(PROBLEM)
Restate the entries word for word, omitting nothing.
[Start]
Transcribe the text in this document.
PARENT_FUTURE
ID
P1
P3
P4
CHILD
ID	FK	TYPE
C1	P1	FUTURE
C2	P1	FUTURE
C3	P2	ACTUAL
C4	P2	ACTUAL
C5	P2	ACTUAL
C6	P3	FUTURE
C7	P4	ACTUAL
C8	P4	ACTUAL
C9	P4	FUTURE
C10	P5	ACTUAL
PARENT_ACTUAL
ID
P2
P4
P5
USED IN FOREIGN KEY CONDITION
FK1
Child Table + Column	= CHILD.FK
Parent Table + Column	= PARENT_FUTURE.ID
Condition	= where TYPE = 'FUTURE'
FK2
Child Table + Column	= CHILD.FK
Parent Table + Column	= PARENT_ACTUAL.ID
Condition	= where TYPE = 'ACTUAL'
[End]
(WORKED SOLUTION)
Transcribe the text in this document.
PARENT_FUTURE
ID
P1
P3
P4
CHILD
ID	FK	TYPE
C1	P1	FUTURE
C2	P1	FUTURE
C3	P2	ACTUAL
C4	P2	ACTUAL
C5	P2	ACTUAL
C6	P3	FUTURE
C7	P4	ACTUAL
C8	P4	ACTUAL
C9	P4	FUTURE
C10	P5	ACTUAL
PARENT_ACTUAL
ID
P2
P4
P5
USED IN FOREIGN KEY CONDITION
FK1
Child Table + Column	= CHILD.FK
Parent Table + Column	= PARENT_FUTURE.ID
Condition	= where TYPE = 'FUTURE'
FK2
Child Table + Column	= CHILD.FK
Parent Table + Column	= PARENT_ACTUAL.ID
Condition	= where TYPE = 'ACTUAL'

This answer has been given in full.